## Supplied data
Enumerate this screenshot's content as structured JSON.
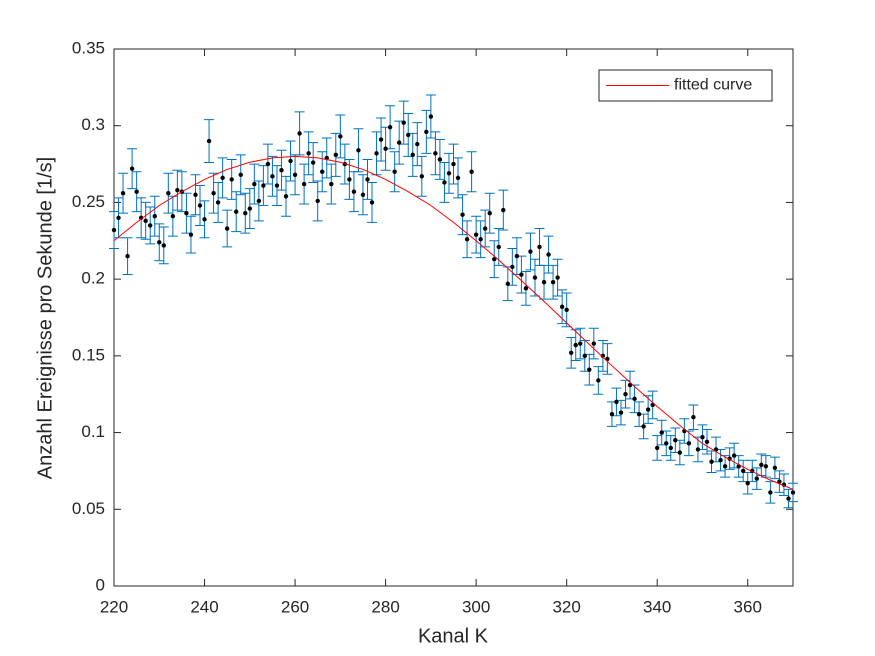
{
  "chart_data": {
    "type": "scatter",
    "x_label": "Kanal K",
    "y_label": "Anzahl Ereignisse pro Sekunde [1/s]",
    "xlim": [
      220,
      370
    ],
    "xticks": [
      220,
      240,
      260,
      280,
      300,
      320,
      340,
      360
    ],
    "ylim": [
      0,
      0.35
    ],
    "yticks": [
      0,
      0.05,
      0.1,
      0.15,
      0.2,
      0.25,
      0.3,
      0.35
    ],
    "legend_position": "northeast",
    "series": [
      {
        "color": "#0072bd",
        "marker_color": "#000000",
        "x": [
          220,
          221,
          222,
          223,
          224,
          225,
          226,
          227,
          228,
          229,
          230,
          231,
          232,
          233,
          234,
          235,
          236,
          237,
          238,
          239,
          240,
          241,
          242,
          243,
          244,
          245,
          246,
          247,
          248,
          249,
          250,
          251,
          252,
          253,
          254,
          255,
          256,
          257,
          258,
          259,
          260,
          261,
          262,
          263,
          264,
          265,
          266,
          267,
          268,
          269,
          270,
          271,
          272,
          273,
          274,
          275,
          276,
          277,
          278,
          279,
          280,
          281,
          282,
          283,
          284,
          285,
          286,
          287,
          288,
          289,
          290,
          291,
          292,
          293,
          294,
          295,
          296,
          297,
          298,
          299,
          300,
          301,
          302,
          303,
          304,
          305,
          306,
          307,
          308,
          309,
          310,
          311,
          312,
          313,
          314,
          315,
          316,
          317,
          318,
          319,
          320,
          321,
          322,
          323,
          324,
          325,
          326,
          327,
          328,
          329,
          330,
          331,
          332,
          333,
          334,
          335,
          336,
          337,
          338,
          339,
          340,
          341,
          342,
          343,
          344,
          345,
          346,
          347,
          348,
          349,
          350,
          351,
          352,
          353,
          354,
          355,
          356,
          357,
          358,
          359,
          360,
          361,
          362,
          363,
          364,
          365,
          366,
          367,
          368,
          369,
          370
        ],
        "values": [
          0.232,
          0.24,
          0.256,
          0.215,
          0.272,
          0.257,
          0.24,
          0.238,
          0.235,
          0.241,
          0.224,
          0.222,
          0.256,
          0.241,
          0.258,
          0.257,
          0.243,
          0.229,
          0.255,
          0.248,
          0.239,
          0.29,
          0.256,
          0.25,
          0.266,
          0.233,
          0.265,
          0.244,
          0.268,
          0.243,
          0.246,
          0.262,
          0.251,
          0.261,
          0.275,
          0.267,
          0.261,
          0.271,
          0.254,
          0.277,
          0.268,
          0.295,
          0.262,
          0.282,
          0.276,
          0.251,
          0.27,
          0.279,
          0.262,
          0.281,
          0.293,
          0.275,
          0.265,
          0.257,
          0.284,
          0.255,
          0.265,
          0.25,
          0.282,
          0.291,
          0.285,
          0.299,
          0.27,
          0.289,
          0.302,
          0.294,
          0.281,
          0.288,
          0.267,
          0.296,
          0.306,
          0.282,
          0.278,
          0.263,
          0.269,
          0.275,
          0.266,
          0.242,
          0.226,
          0.27,
          0.229,
          0.226,
          0.233,
          0.243,
          0.213,
          0.221,
          0.245,
          0.197,
          0.208,
          0.215,
          0.203,
          0.194,
          0.218,
          0.201,
          0.221,
          0.198,
          0.216,
          0.198,
          0.201,
          0.182,
          0.18,
          0.152,
          0.157,
          0.158,
          0.15,
          0.141,
          0.158,
          0.134,
          0.15,
          0.148,
          0.112,
          0.12,
          0.113,
          0.125,
          0.131,
          0.122,
          0.112,
          0.104,
          0.115,
          0.118,
          0.09,
          0.1,
          0.093,
          0.09,
          0.095,
          0.087,
          0.101,
          0.093,
          0.11,
          0.089,
          0.097,
          0.094,
          0.081,
          0.089,
          0.082,
          0.078,
          0.083,
          0.085,
          0.078,
          0.075,
          0.067,
          0.075,
          0.07,
          0.079,
          0.078,
          0.061,
          0.077,
          0.068,
          0.066,
          0.057,
          0.061
        ],
        "errors": [
          0.012,
          0.013,
          0.013,
          0.012,
          0.013,
          0.013,
          0.013,
          0.012,
          0.012,
          0.013,
          0.012,
          0.012,
          0.013,
          0.013,
          0.013,
          0.013,
          0.013,
          0.012,
          0.013,
          0.013,
          0.012,
          0.014,
          0.013,
          0.013,
          0.013,
          0.012,
          0.013,
          0.013,
          0.013,
          0.013,
          0.013,
          0.013,
          0.013,
          0.013,
          0.013,
          0.013,
          0.013,
          0.013,
          0.013,
          0.013,
          0.013,
          0.014,
          0.013,
          0.014,
          0.013,
          0.013,
          0.013,
          0.013,
          0.013,
          0.014,
          0.014,
          0.013,
          0.013,
          0.013,
          0.014,
          0.013,
          0.013,
          0.013,
          0.014,
          0.014,
          0.014,
          0.014,
          0.013,
          0.014,
          0.014,
          0.014,
          0.014,
          0.014,
          0.013,
          0.014,
          0.014,
          0.014,
          0.013,
          0.013,
          0.013,
          0.013,
          0.013,
          0.013,
          0.012,
          0.013,
          0.012,
          0.012,
          0.012,
          0.013,
          0.012,
          0.012,
          0.013,
          0.011,
          0.012,
          0.012,
          0.012,
          0.011,
          0.012,
          0.012,
          0.012,
          0.011,
          0.012,
          0.011,
          0.012,
          0.011,
          0.011,
          0.01,
          0.01,
          0.01,
          0.01,
          0.01,
          0.01,
          0.009,
          0.01,
          0.01,
          0.008,
          0.009,
          0.008,
          0.009,
          0.009,
          0.009,
          0.008,
          0.008,
          0.009,
          0.009,
          0.008,
          0.008,
          0.008,
          0.008,
          0.008,
          0.008,
          0.008,
          0.008,
          0.008,
          0.008,
          0.008,
          0.008,
          0.007,
          0.008,
          0.007,
          0.007,
          0.007,
          0.008,
          0.007,
          0.007,
          0.007,
          0.007,
          0.007,
          0.007,
          0.007,
          0.007,
          0.007,
          0.007,
          0.007,
          0.006,
          0.006
        ]
      },
      {
        "name": "fitted curve",
        "color": "#ff0000",
        "x": [
          220,
          225,
          230,
          235,
          240,
          245,
          250,
          255,
          260,
          265,
          270,
          275,
          280,
          285,
          290,
          295,
          300,
          305,
          310,
          315,
          320,
          325,
          330,
          335,
          340,
          345,
          350,
          355,
          360,
          365,
          370
        ],
        "values": [
          0.225,
          0.237,
          0.248,
          0.257,
          0.265,
          0.2715,
          0.2762,
          0.279,
          0.28,
          0.279,
          0.2762,
          0.2715,
          0.265,
          0.257,
          0.248,
          0.237,
          0.225,
          0.2125,
          0.199,
          0.1855,
          0.1715,
          0.1575,
          0.1436,
          0.13,
          0.117,
          0.1046,
          0.0929,
          0.084,
          0.076,
          0.069,
          0.063
        ]
      }
    ]
  }
}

## Work to do
Write out the listing word for word, omitting the pictures it holds.

## Final answer
Enumerate this screenshot's content as structured JSON.
{
  "chart_data": {
    "type": "scatter",
    "x_label": "Kanal K",
    "y_label": "Anzahl Ereignisse pro Sekunde [1/s]",
    "xlim": [
      220,
      370
    ],
    "xticks": [
      220,
      240,
      260,
      280,
      300,
      320,
      340,
      360
    ],
    "ylim": [
      0,
      0.35
    ],
    "yticks": [
      0,
      0.05,
      0.1,
      0.15,
      0.2,
      0.25,
      0.3,
      0.35
    ],
    "legend_position": "northeast",
    "series": [
      {
        "color": "#0072bd",
        "marker_color": "#000000",
        "x": [
          220,
          221,
          222,
          223,
          224,
          225,
          226,
          227,
          228,
          229,
          230,
          231,
          232,
          233,
          234,
          235,
          236,
          237,
          238,
          239,
          240,
          241,
          242,
          243,
          244,
          245,
          246,
          247,
          248,
          249,
          250,
          251,
          252,
          253,
          254,
          255,
          256,
          257,
          258,
          259,
          260,
          261,
          262,
          263,
          264,
          265,
          266,
          267,
          268,
          269,
          270,
          271,
          272,
          273,
          274,
          275,
          276,
          277,
          278,
          279,
          280,
          281,
          282,
          283,
          284,
          285,
          286,
          287,
          288,
          289,
          290,
          291,
          292,
          293,
          294,
          295,
          296,
          297,
          298,
          299,
          300,
          301,
          302,
          303,
          304,
          305,
          306,
          307,
          308,
          309,
          310,
          311,
          312,
          313,
          314,
          315,
          316,
          317,
          318,
          319,
          320,
          321,
          322,
          323,
          324,
          325,
          326,
          327,
          328,
          329,
          330,
          331,
          332,
          333,
          334,
          335,
          336,
          337,
          338,
          339,
          340,
          341,
          342,
          343,
          344,
          345,
          346,
          347,
          348,
          349,
          350,
          351,
          352,
          353,
          354,
          355,
          356,
          357,
          358,
          359,
          360,
          361,
          362,
          363,
          364,
          365,
          366,
          367,
          368,
          369,
          370
        ],
        "values": [
          0.232,
          0.24,
          0.256,
          0.215,
          0.272,
          0.257,
          0.24,
          0.238,
          0.235,
          0.241,
          0.224,
          0.222,
          0.256,
          0.241,
          0.258,
          0.257,
          0.243,
          0.229,
          0.255,
          0.248,
          0.239,
          0.29,
          0.256,
          0.25,
          0.266,
          0.233,
          0.265,
          0.244,
          0.268,
          0.243,
          0.246,
          0.262,
          0.251,
          0.261,
          0.275,
          0.267,
          0.261,
          0.271,
          0.254,
          0.277,
          0.268,
          0.295,
          0.262,
          0.282,
          0.276,
          0.251,
          0.27,
          0.279,
          0.262,
          0.281,
          0.293,
          0.275,
          0.265,
          0.257,
          0.284,
          0.255,
          0.265,
          0.25,
          0.282,
          0.291,
          0.285,
          0.299,
          0.27,
          0.289,
          0.302,
          0.294,
          0.281,
          0.288,
          0.267,
          0.296,
          0.306,
          0.282,
          0.278,
          0.263,
          0.269,
          0.275,
          0.266,
          0.242,
          0.226,
          0.27,
          0.229,
          0.226,
          0.233,
          0.243,
          0.213,
          0.221,
          0.245,
          0.197,
          0.208,
          0.215,
          0.203,
          0.194,
          0.218,
          0.201,
          0.221,
          0.198,
          0.216,
          0.198,
          0.201,
          0.182,
          0.18,
          0.152,
          0.157,
          0.158,
          0.15,
          0.141,
          0.158,
          0.134,
          0.15,
          0.148,
          0.112,
          0.12,
          0.113,
          0.125,
          0.131,
          0.122,
          0.112,
          0.104,
          0.115,
          0.118,
          0.09,
          0.1,
          0.093,
          0.09,
          0.095,
          0.087,
          0.101,
          0.093,
          0.11,
          0.089,
          0.097,
          0.094,
          0.081,
          0.089,
          0.082,
          0.078,
          0.083,
          0.085,
          0.078,
          0.075,
          0.067,
          0.075,
          0.07,
          0.079,
          0.078,
          0.061,
          0.077,
          0.068,
          0.066,
          0.057,
          0.061
        ],
        "errors": [
          0.012,
          0.013,
          0.013,
          0.012,
          0.013,
          0.013,
          0.013,
          0.012,
          0.012,
          0.013,
          0.012,
          0.012,
          0.013,
          0.013,
          0.013,
          0.013,
          0.013,
          0.012,
          0.013,
          0.013,
          0.012,
          0.014,
          0.013,
          0.013,
          0.013,
          0.012,
          0.013,
          0.013,
          0.013,
          0.013,
          0.013,
          0.013,
          0.013,
          0.013,
          0.013,
          0.013,
          0.013,
          0.013,
          0.013,
          0.013,
          0.013,
          0.014,
          0.013,
          0.014,
          0.013,
          0.013,
          0.013,
          0.013,
          0.013,
          0.014,
          0.014,
          0.013,
          0.013,
          0.013,
          0.014,
          0.013,
          0.013,
          0.013,
          0.014,
          0.014,
          0.014,
          0.014,
          0.013,
          0.014,
          0.014,
          0.014,
          0.014,
          0.014,
          0.013,
          0.014,
          0.014,
          0.014,
          0.013,
          0.013,
          0.013,
          0.013,
          0.013,
          0.013,
          0.012,
          0.013,
          0.012,
          0.012,
          0.012,
          0.013,
          0.012,
          0.012,
          0.013,
          0.011,
          0.012,
          0.012,
          0.012,
          0.011,
          0.012,
          0.012,
          0.012,
          0.011,
          0.012,
          0.011,
          0.012,
          0.011,
          0.011,
          0.01,
          0.01,
          0.01,
          0.01,
          0.01,
          0.01,
          0.009,
          0.01,
          0.01,
          0.008,
          0.009,
          0.008,
          0.009,
          0.009,
          0.009,
          0.008,
          0.008,
          0.009,
          0.009,
          0.008,
          0.008,
          0.008,
          0.008,
          0.008,
          0.008,
          0.008,
          0.008,
          0.008,
          0.008,
          0.008,
          0.008,
          0.007,
          0.008,
          0.007,
          0.007,
          0.007,
          0.008,
          0.007,
          0.007,
          0.007,
          0.007,
          0.007,
          0.007,
          0.007,
          0.007,
          0.007,
          0.007,
          0.007,
          0.006,
          0.006
        ]
      },
      {
        "name": "fitted curve",
        "color": "#ff0000",
        "x": [
          220,
          225,
          230,
          235,
          240,
          245,
          250,
          255,
          260,
          265,
          270,
          275,
          280,
          285,
          290,
          295,
          300,
          305,
          310,
          315,
          320,
          325,
          330,
          335,
          340,
          345,
          350,
          355,
          360,
          365,
          370
        ],
        "values": [
          0.225,
          0.237,
          0.248,
          0.257,
          0.265,
          0.2715,
          0.2762,
          0.279,
          0.28,
          0.279,
          0.2762,
          0.2715,
          0.265,
          0.257,
          0.248,
          0.237,
          0.225,
          0.2125,
          0.199,
          0.1855,
          0.1715,
          0.1575,
          0.1436,
          0.13,
          0.117,
          0.1046,
          0.0929,
          0.084,
          0.076,
          0.069,
          0.063
        ]
      }
    ]
  }
}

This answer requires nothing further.